● MATERIAL SUPPLIED:
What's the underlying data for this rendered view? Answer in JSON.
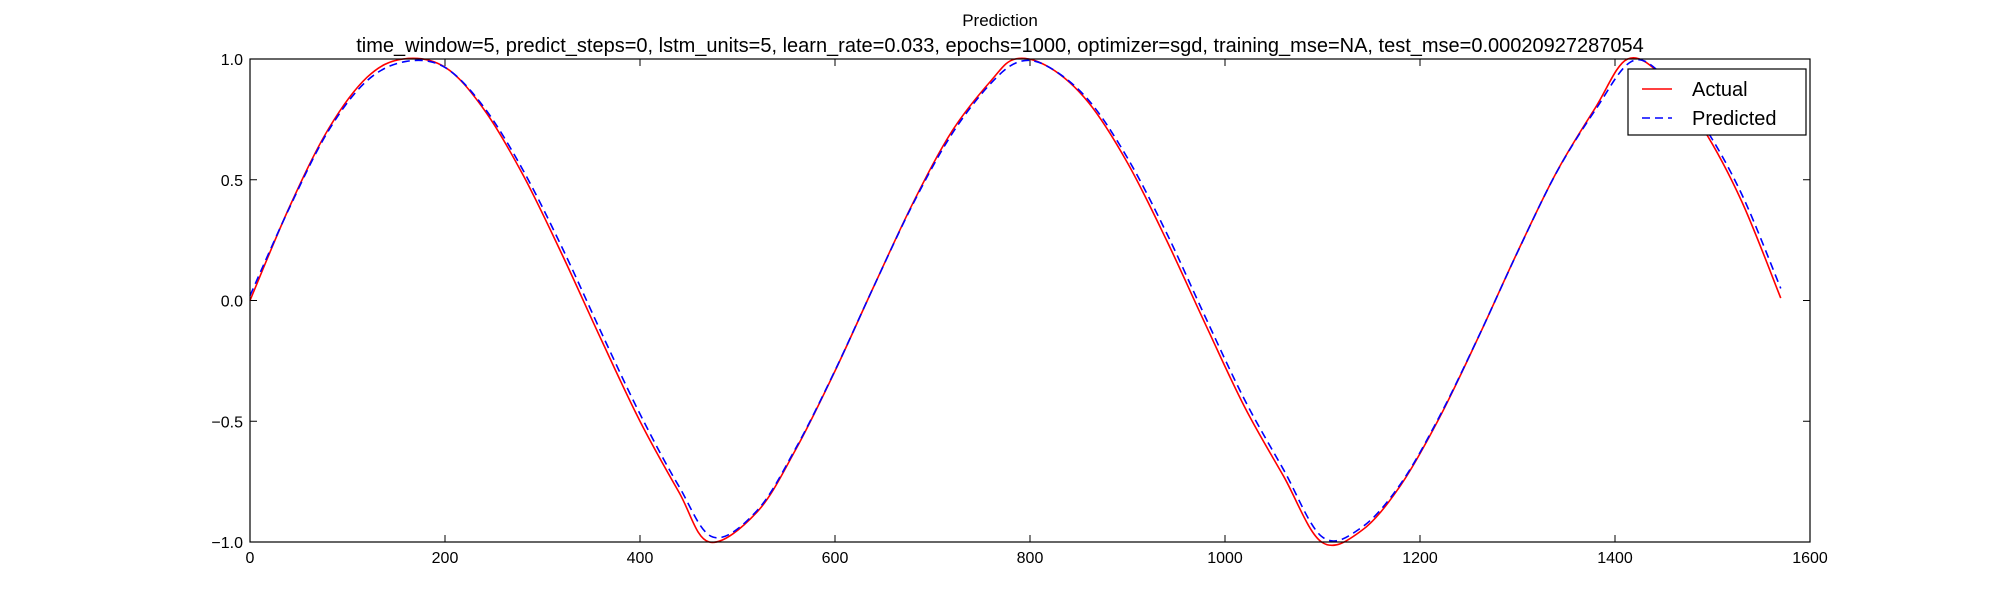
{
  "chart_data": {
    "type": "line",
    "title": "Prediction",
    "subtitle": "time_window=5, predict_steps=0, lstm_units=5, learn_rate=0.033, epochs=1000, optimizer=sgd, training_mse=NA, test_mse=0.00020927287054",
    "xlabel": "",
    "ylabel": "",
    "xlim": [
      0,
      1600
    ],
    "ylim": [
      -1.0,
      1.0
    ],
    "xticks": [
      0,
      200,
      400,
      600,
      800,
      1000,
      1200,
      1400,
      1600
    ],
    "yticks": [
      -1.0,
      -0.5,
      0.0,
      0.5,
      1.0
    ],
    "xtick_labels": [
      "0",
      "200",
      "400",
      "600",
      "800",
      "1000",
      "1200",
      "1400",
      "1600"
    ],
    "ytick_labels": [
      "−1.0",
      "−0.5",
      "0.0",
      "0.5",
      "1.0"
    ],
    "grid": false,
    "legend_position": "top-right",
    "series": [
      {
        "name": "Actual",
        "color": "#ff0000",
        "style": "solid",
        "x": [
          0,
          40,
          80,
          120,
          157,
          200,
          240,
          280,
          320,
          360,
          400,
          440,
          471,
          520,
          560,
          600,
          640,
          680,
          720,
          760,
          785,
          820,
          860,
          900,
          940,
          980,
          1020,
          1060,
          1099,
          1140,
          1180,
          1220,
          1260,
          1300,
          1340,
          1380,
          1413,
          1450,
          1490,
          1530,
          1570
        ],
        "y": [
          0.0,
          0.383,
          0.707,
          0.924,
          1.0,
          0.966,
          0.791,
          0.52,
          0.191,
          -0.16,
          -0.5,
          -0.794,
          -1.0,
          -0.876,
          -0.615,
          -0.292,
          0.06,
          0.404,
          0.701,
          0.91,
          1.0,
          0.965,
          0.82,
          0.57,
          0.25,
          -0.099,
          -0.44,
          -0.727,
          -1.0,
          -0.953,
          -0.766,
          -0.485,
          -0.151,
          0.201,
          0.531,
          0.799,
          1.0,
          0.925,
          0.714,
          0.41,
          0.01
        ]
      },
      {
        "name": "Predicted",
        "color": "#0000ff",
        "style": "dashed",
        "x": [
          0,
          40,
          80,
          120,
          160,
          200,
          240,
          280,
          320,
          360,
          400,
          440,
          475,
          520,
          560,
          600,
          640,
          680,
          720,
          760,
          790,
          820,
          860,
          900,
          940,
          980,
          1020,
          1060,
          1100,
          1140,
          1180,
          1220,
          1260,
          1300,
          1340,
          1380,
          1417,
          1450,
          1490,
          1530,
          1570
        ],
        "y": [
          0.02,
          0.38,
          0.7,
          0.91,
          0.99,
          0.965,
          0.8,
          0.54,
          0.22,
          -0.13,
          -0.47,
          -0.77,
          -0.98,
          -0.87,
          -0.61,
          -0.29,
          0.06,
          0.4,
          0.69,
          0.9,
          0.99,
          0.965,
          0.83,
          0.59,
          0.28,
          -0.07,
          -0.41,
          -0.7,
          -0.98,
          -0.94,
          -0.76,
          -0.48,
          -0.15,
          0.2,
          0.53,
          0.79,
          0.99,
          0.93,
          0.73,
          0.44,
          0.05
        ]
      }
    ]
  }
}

...

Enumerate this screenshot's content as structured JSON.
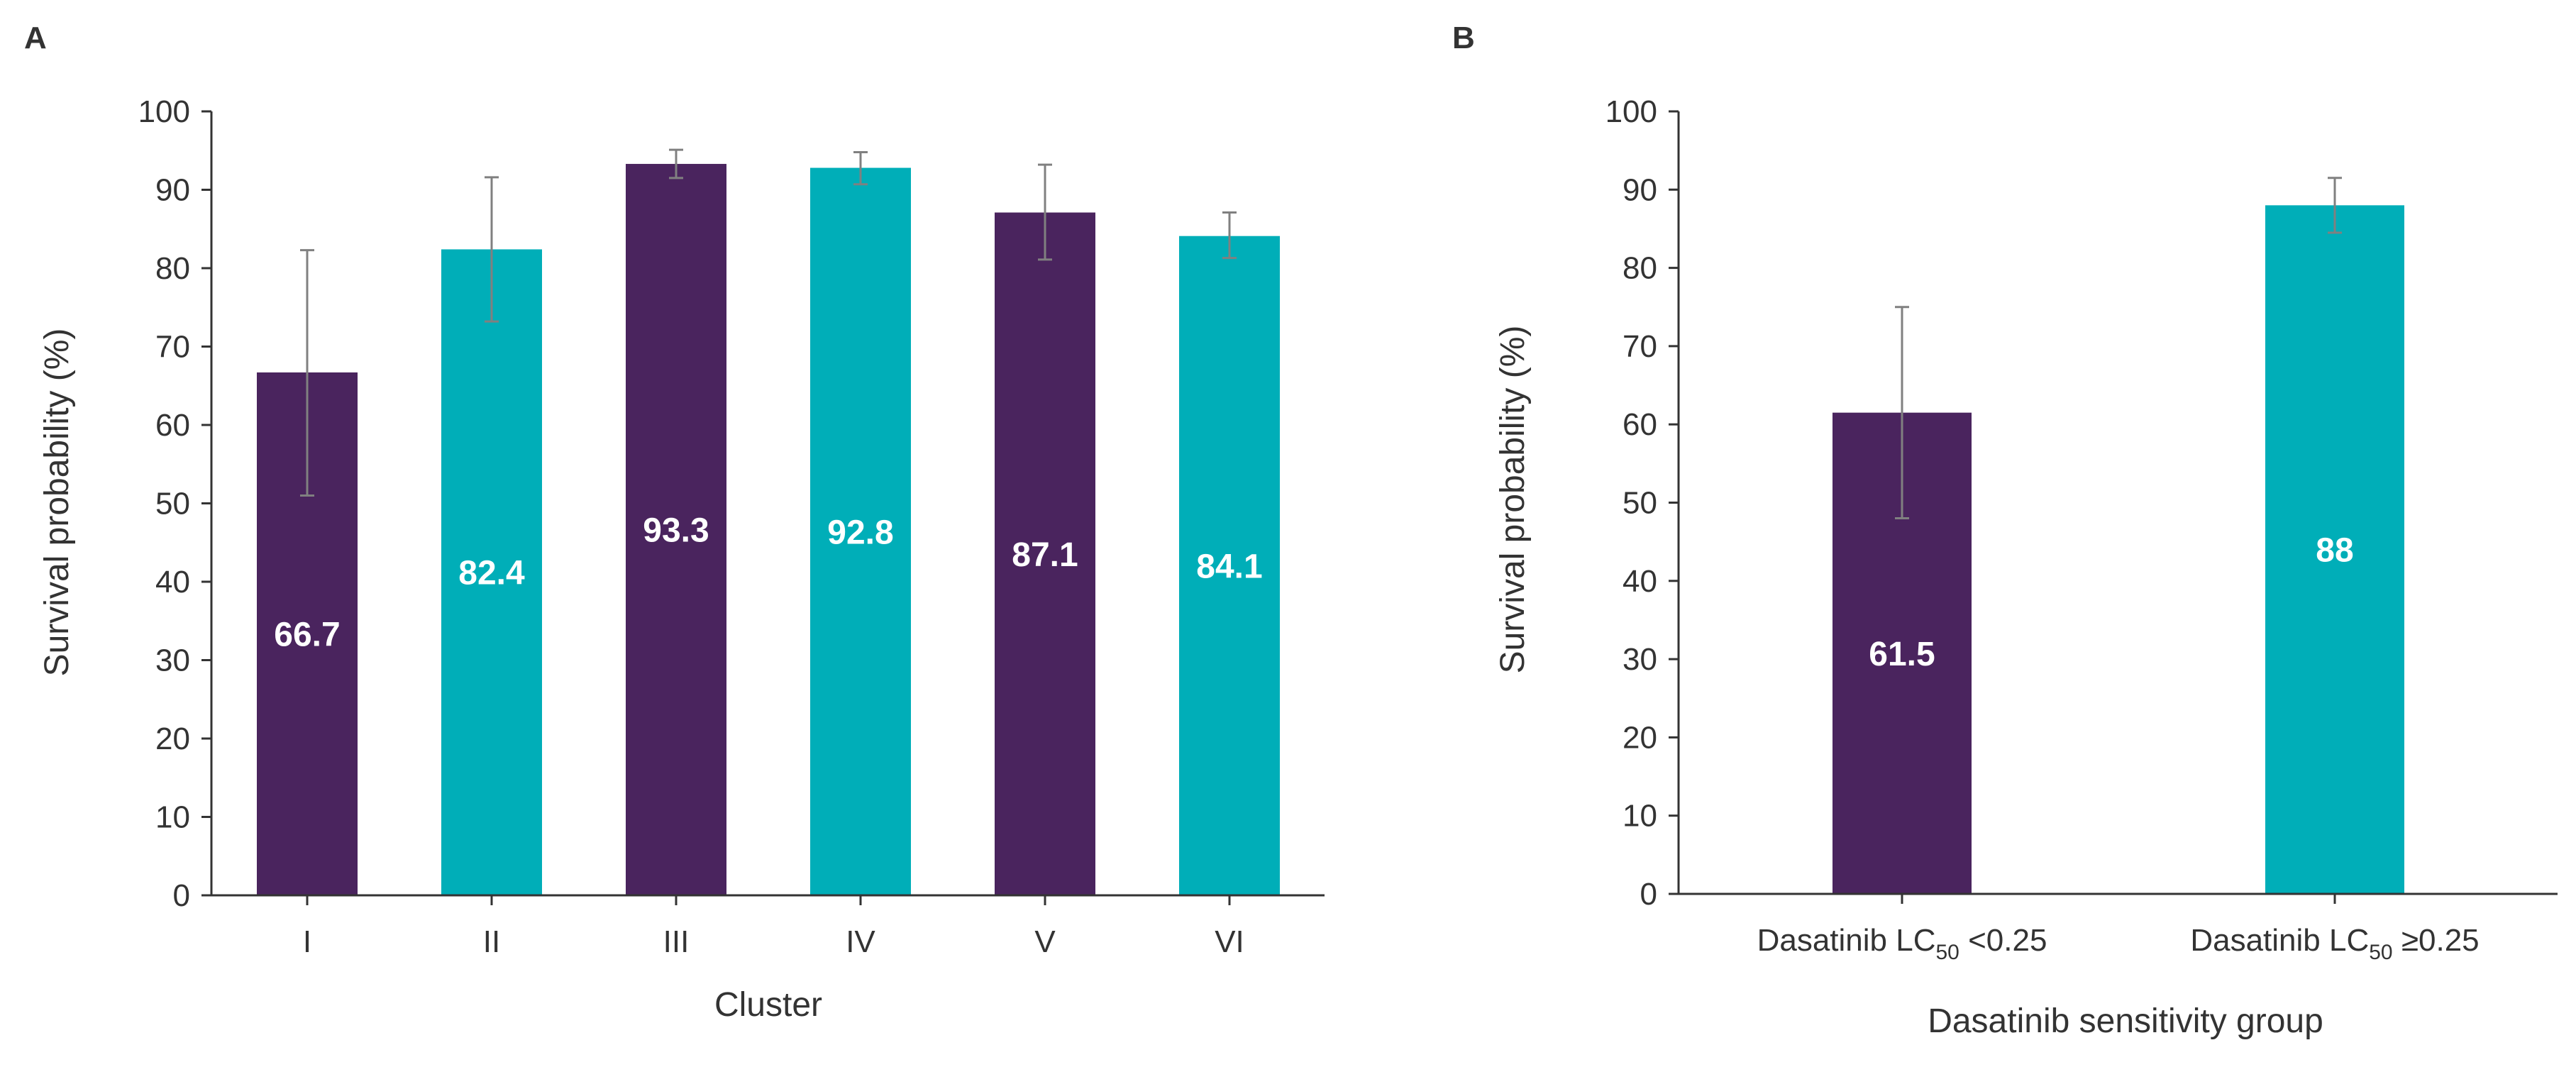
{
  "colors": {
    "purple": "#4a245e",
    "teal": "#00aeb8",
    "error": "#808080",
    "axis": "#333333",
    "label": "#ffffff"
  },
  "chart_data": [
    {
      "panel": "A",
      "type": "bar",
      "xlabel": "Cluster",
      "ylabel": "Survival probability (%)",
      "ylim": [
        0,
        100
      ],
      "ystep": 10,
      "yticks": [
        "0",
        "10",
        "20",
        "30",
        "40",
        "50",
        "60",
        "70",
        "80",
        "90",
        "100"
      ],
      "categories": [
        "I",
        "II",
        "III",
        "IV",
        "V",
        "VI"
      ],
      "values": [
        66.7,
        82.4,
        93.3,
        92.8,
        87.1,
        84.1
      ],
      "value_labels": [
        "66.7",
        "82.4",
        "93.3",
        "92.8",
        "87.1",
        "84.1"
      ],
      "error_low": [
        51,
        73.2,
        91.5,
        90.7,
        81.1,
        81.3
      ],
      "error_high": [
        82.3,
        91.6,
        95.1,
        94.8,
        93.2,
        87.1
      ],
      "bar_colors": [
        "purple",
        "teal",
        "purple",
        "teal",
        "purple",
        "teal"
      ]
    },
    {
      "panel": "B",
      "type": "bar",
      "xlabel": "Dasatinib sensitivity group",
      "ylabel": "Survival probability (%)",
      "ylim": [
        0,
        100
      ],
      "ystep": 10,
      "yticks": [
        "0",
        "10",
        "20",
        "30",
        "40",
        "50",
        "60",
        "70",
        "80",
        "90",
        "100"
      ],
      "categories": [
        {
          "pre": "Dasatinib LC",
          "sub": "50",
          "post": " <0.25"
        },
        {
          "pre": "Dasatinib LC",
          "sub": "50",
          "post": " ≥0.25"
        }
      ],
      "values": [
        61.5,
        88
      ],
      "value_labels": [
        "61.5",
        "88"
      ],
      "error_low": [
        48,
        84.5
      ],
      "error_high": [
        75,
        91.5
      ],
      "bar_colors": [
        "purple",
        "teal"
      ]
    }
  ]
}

● AIM OF THE TASK: Search the material above for "this". Pull out each line where it shows up.

● THE OUTPUT:
What's the underlying data for this rendered view? Answer in JSON.
Enumerate this screenshot's content as structured JSON.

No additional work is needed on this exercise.